» PROBLEM REQUIREMENTS
Print all entries precisely as they are written.
===== RECORDS FOR THIS EXERCISE =====
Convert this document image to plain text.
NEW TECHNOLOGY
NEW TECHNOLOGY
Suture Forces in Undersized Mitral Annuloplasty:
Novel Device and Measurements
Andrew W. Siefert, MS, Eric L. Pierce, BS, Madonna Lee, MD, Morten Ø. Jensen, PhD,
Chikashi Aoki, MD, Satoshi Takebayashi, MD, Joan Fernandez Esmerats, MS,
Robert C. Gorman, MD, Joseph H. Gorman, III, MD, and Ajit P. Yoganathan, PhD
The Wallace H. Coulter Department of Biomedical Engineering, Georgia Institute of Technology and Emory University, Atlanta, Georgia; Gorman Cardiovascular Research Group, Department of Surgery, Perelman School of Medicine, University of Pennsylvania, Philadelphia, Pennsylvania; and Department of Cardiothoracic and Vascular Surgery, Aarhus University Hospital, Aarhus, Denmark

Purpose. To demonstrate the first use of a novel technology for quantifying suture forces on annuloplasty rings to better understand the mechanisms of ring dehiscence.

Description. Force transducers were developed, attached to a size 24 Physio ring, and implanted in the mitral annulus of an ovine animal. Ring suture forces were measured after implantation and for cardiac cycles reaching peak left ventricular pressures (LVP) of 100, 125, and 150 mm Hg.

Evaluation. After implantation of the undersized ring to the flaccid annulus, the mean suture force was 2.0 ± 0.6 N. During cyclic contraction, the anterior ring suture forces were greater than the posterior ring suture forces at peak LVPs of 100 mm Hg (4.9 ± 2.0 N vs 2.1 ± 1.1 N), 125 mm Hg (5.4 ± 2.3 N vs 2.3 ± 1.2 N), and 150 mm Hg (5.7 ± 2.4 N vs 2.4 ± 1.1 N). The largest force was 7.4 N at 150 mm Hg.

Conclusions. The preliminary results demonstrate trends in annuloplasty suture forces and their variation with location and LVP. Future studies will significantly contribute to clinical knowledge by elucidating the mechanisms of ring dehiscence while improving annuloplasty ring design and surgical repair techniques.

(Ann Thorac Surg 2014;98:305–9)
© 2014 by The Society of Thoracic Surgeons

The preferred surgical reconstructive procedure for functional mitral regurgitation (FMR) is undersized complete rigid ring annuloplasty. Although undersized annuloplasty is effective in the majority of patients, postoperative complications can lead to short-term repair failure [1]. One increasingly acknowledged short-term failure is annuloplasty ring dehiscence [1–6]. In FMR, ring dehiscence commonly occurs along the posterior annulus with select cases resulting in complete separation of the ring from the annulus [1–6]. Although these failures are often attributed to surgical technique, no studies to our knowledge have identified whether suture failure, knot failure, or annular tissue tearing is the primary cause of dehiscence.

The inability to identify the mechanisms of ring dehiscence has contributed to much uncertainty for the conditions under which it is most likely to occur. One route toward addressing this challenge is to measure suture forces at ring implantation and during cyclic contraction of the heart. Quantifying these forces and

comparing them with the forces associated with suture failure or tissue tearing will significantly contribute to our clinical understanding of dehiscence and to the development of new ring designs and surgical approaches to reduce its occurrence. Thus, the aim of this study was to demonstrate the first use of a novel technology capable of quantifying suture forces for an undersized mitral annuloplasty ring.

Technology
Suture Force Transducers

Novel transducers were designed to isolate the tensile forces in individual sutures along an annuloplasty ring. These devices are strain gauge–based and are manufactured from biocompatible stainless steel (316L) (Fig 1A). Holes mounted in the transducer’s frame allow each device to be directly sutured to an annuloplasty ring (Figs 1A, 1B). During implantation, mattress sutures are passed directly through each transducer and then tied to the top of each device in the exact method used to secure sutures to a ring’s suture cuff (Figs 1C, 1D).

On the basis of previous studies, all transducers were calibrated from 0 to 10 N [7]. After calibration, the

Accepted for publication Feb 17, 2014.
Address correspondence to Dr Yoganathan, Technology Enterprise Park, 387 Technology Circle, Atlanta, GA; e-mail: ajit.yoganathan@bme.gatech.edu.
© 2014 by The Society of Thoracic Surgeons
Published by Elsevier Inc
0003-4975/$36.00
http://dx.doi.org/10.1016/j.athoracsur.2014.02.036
=====
» YOUR RESPONSE
Convert this document image to plain text.
NEW TECHNOLOGY
NEW TECHNOLOGY
Suture Forces in Undersized Mitral Annuloplasty:
Novel Device and Measurements
Andrew W. Siefert, MS, Eric L. Pierce, BS, Madonna Lee, MD, Morten Ø. Jensen, PhD,
Chikashi Aoki, MD, Satoshi Takebayashi, MD, Joan Fernandez Esmerats, MS,
Robert C. Gorman, MD, Joseph H. Gorman, III, MD, and Ajit P. Yoganathan, PhD
The Wallace H. Coulter Department of Biomedical Engineering, Georgia Institute of Technology and Emory University, Atlanta, Georgia; Gorman Cardiovascular Research Group, Department of Surgery, Perelman School of Medicine, University of Pennsylvania, Philadelphia, Pennsylvania; and Department of Cardiothoracic and Vascular Surgery, Aarhus University Hospital, Aarhus, Denmark

Purpose. To demonstrate the first use of a novel technology for quantifying suture forces on annuloplasty rings to better understand the mechanisms of ring dehiscence.

Description. Force transducers were developed, attached to a size 24 Physio ring, and implanted in the mitral annulus of an ovine animal. Ring suture forces were measured after implantation and for cardiac cycles reaching peak left ventricular pressures (LVP) of 100, 125, and 150 mm Hg.

Evaluation. After implantation of the undersized ring to the flaccid annulus, the mean suture force was 2.0 ± 0.6 N. During cyclic contraction, the anterior ring suture forces were greater than the posterior ring suture forces at peak LVPs of 100 mm Hg (4.9 ± 2.0 N vs 2.1 ± 1.1 N), 125 mm Hg (5.4 ± 2.3 N vs 2.3 ± 1.2 N), and 150 mm Hg (5.7 ± 2.4 N vs 2.4 ± 1.1 N). The largest force was 7.4 N at 150 mm Hg.

Conclusions. The preliminary results demonstrate trends in annuloplasty suture forces and their variation with location and LVP. Future studies will significantly contribute to clinical knowledge by elucidating the mechanisms of ring dehiscence while improving annuloplasty ring design and surgical repair techniques.

(Ann Thorac Surg 2014;98:305–9)
© 2014 by The Society of Thoracic Surgeons

The preferred surgical reconstructive procedure for functional mitral regurgitation (FMR) is undersized complete rigid ring annuloplasty. Although undersized annuloplasty is effective in the majority of patients, postoperative complications can lead to short-term repair failure [1]. One increasingly acknowledged short-term failure is annuloplasty ring dehiscence [1–6]. In FMR, ring dehiscence commonly occurs along the posterior annulus with select cases resulting in complete separation of the ring from the annulus [1–6]. Although these failures are often attributed to surgical technique, no studies to our knowledge have identified whether suture failure, knot failure, or annular tissue tearing is the primary cause of dehiscence.

The inability to identify the mechanisms of ring dehiscence has contributed to much uncertainty for the conditions under which it is most likely to occur. One route toward addressing this challenge is to measure suture forces at ring implantation and during cyclic contraction of the heart. Quantifying these forces and

comparing them with the forces associated with suture failure or tissue tearing will significantly contribute to our clinical understanding of dehiscence and to the development of new ring designs and surgical approaches to reduce its occurrence. Thus, the aim of this study was to demonstrate the first use of a novel technology capable of quantifying suture forces for an undersized mitral annuloplasty ring.

Technology
Suture Force Transducers

Novel transducers were designed to isolate the tensile forces in individual sutures along an annuloplasty ring. These devices are strain gauge–based and are manufactured from biocompatible stainless steel (316L) (Fig 1A). Holes mounted in the transducer’s frame allow each device to be directly sutured to an annuloplasty ring (Figs 1A, 1B). During implantation, mattress sutures are passed directly through each transducer and then tied to the top of each device in the exact method used to secure sutures to a ring’s suture cuff (Figs 1C, 1D).

On the basis of previous studies, all transducers were calibrated from 0 to 10 N [7]. After calibration, the

Accepted for publication Feb 17, 2014.
Address correspondence to Dr Yoganathan, Technology Enterprise Park, 387 Technology Circle, Atlanta, GA; e-mail: ajit.yoganathan@bme.gatech.edu.
© 2014 by The Society of Thoracic Surgeons
Published by Elsevier Inc
0003-4975/$36.00
http://dx.doi.org/10.1016/j.athoracsur.2014.02.036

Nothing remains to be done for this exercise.